— Objective —
Echo back the lines in the records from the one holding "chart-question: Wie hat" through the one holding "leader-line-stark-verschlechtert <box>465 365", inclusive, unchanged.

═══ Supplied material

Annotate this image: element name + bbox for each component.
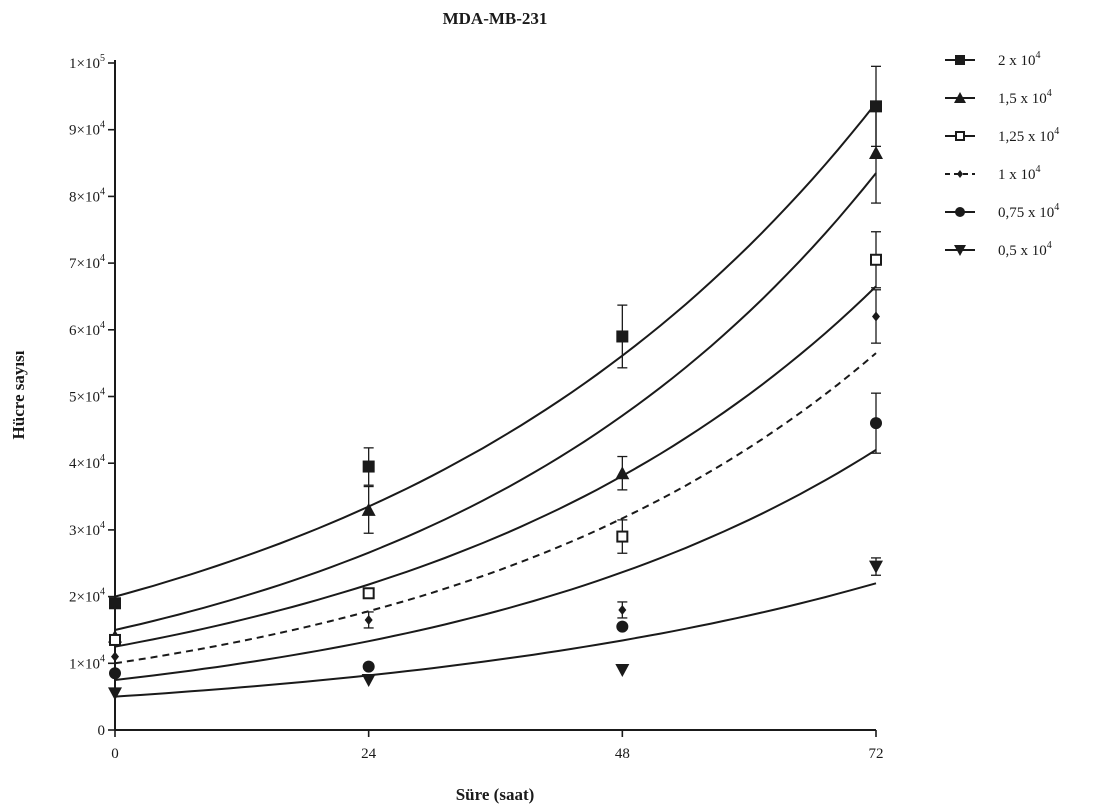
data-point — [870, 253, 882, 266]
legend-marker — [955, 131, 965, 141]
legend-marker — [954, 92, 966, 103]
data-point — [615, 466, 630, 480]
y-tick-label: 4×104 — [69, 453, 105, 472]
data-point — [616, 620, 629, 633]
y-tick-label: 0 — [98, 723, 106, 739]
x-tick-label: 72 — [869, 746, 884, 762]
data-point — [109, 633, 121, 646]
fit-curve — [114, 102, 877, 598]
legend-label: 0,5 x 104 — [998, 240, 1052, 259]
data-point — [869, 146, 883, 160]
data-point — [872, 311, 880, 322]
y-tick-label: 7×104 — [69, 253, 105, 272]
data-point — [869, 560, 883, 574]
data-point — [870, 100, 882, 113]
y-tick-label: 1×105 — [69, 53, 105, 72]
legend-label: 1 x 104 — [998, 164, 1041, 183]
legend-marker — [954, 245, 966, 256]
y-tick-label: 5×104 — [69, 387, 105, 406]
data-point — [362, 660, 375, 673]
data-point — [616, 530, 629, 543]
y-tick-label: 9×104 — [69, 120, 105, 139]
fit-curve — [114, 352, 877, 665]
y-tick-label: 2×104 — [69, 587, 105, 606]
chart-title: MDA-MB-231 — [443, 9, 548, 28]
legend-label: 1,25 x 104 — [998, 126, 1059, 145]
data-point — [618, 604, 627, 615]
fit-curves — [114, 102, 877, 698]
y-tick-label: 8×104 — [69, 186, 105, 205]
fit-curve — [114, 172, 877, 631]
data-point — [361, 502, 376, 516]
legend-label: 0,75 x 104 — [998, 202, 1059, 221]
data-points — [108, 100, 883, 701]
legend-label: 2 x 104 — [998, 50, 1041, 69]
y-tick-label: 3×104 — [69, 520, 105, 539]
x-tick-label: 48 — [615, 746, 630, 762]
data-point — [108, 687, 122, 701]
legend-marker — [957, 170, 963, 178]
data-point — [615, 663, 630, 677]
data-point — [111, 651, 119, 662]
y-tick-label: 6×104 — [69, 320, 105, 339]
data-point — [616, 330, 629, 343]
axes: 0 1×104 2×104 3×104 4×104 5×104 6×104 7×104 8×10… — [69, 53, 883, 762]
y-tick-label: 1×104 — [69, 653, 105, 672]
x-tick-label: 0 — [111, 746, 119, 762]
legend-marker — [955, 55, 965, 65]
legend-label: 1,5 x 104 — [998, 88, 1052, 107]
data-point — [870, 417, 882, 430]
legend: 2 x 104 1,5 x 104 1,25 x 104 1 x 104 0,75 x … — [945, 50, 1059, 259]
x-axis-title: Süre (saat) — [456, 785, 535, 804]
fit-curve — [114, 449, 877, 681]
fit-curve — [114, 582, 877, 698]
fit-curve — [114, 285, 877, 648]
x-tick-label: 24 — [361, 746, 377, 762]
data-point — [362, 460, 375, 473]
data-point — [361, 673, 376, 687]
error-bars — [363, 65, 881, 629]
data-point — [362, 587, 375, 600]
data-point — [364, 614, 373, 625]
data-point — [109, 667, 121, 680]
data-point — [109, 597, 121, 610]
y-axis-title: Hücre sayısı — [9, 350, 28, 439]
legend-marker — [955, 207, 965, 217]
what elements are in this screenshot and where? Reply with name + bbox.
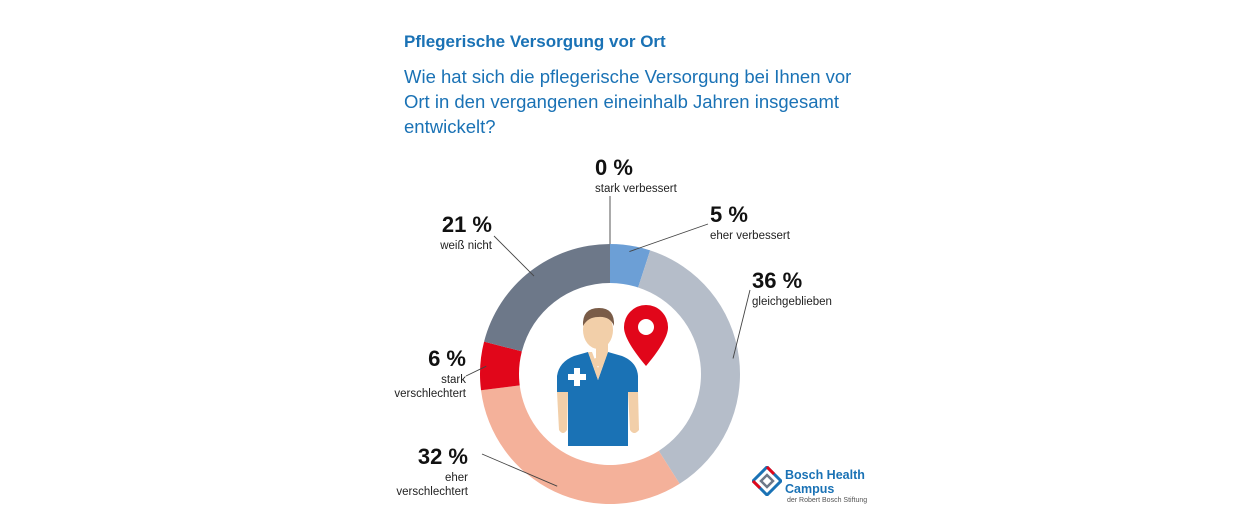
chart-question: Wie hat sich die pflegerische Versorgung… <box>404 66 852 137</box>
slice-eher-verschlechtert <box>481 385 680 505</box>
chart-title: Pflegerische Versorgung vor Ort <box>404 32 666 51</box>
percent-label-stark-verbessert: 0 % <box>595 155 633 180</box>
category-label-stark-verschlechtert: stark <box>441 374 466 386</box>
slice-weiss-nicht <box>484 244 610 352</box>
category-label-weiss-nicht: weiß nicht <box>439 240 493 252</box>
leader-line-gleichgeblieben <box>732 289 751 359</box>
category-label-eher-verschlechtert: verschlechtert <box>396 486 468 498</box>
leader-line-stark-verschlechtert <box>465 365 487 377</box>
slice-stark-verschlechtert <box>480 341 522 391</box>
category-label-eher-verschlechtert: eher <box>445 472 468 484</box>
nurse-icon <box>557 308 639 446</box>
logo-name-line2: Campus <box>785 482 835 496</box>
logo-subline: der Robert Bosch Stiftung <box>787 497 868 504</box>
category-label-stark-verschlechtert: verschlechtert <box>394 388 466 400</box>
category-label-eher-verbessert: eher verbessert <box>710 230 791 242</box>
percent-label-stark-verschlechtert: 6 % <box>428 346 466 371</box>
percent-label-gleichgeblieben: 36 % <box>752 268 802 293</box>
percent-label-weiss-nicht: 21 % <box>442 212 492 237</box>
slice-eher-verbessert <box>610 244 651 288</box>
leader-line-eher-verschlechtert <box>481 453 558 487</box>
location-pin-icon <box>624 305 668 366</box>
category-label-stark-verbessert: stark verbessert <box>595 183 678 195</box>
leader-line-weiss-nicht <box>493 235 535 277</box>
leader-line-eher-verbessert <box>629 223 709 252</box>
logo-mark-icon <box>752 466 782 496</box>
slice-gleichgeblieben <box>638 250 741 484</box>
percent-label-eher-verschlechtert: 32 % <box>418 444 468 469</box>
category-label-gleichgeblieben: gleichgeblieben <box>752 296 832 308</box>
percent-label-eher-verbessert: 5 % <box>710 202 748 227</box>
logo-name-line1: Bosch Health <box>785 468 865 482</box>
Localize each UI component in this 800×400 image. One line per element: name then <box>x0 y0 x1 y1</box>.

══════

— Reply to the exercise —
chart-question: Wie hat sich die pflegerische Versorgung… <box>404 66 852 137</box>
slice-eher-verschlechtert <box>481 385 680 505</box>
chart-title: Pflegerische Versorgung vor Ort <box>404 32 666 51</box>
percent-label-stark-verbessert: 0 % <box>595 155 633 180</box>
category-label-stark-verschlechtert: stark <box>441 374 466 386</box>
slice-weiss-nicht <box>484 244 610 352</box>
category-label-weiss-nicht: weiß nicht <box>439 240 493 252</box>
leader-line-gleichgeblieben <box>732 289 751 359</box>
category-label-eher-verschlechtert: verschlechtert <box>396 486 468 498</box>
leader-line-stark-verschlechtert <box>465 365 487 377</box>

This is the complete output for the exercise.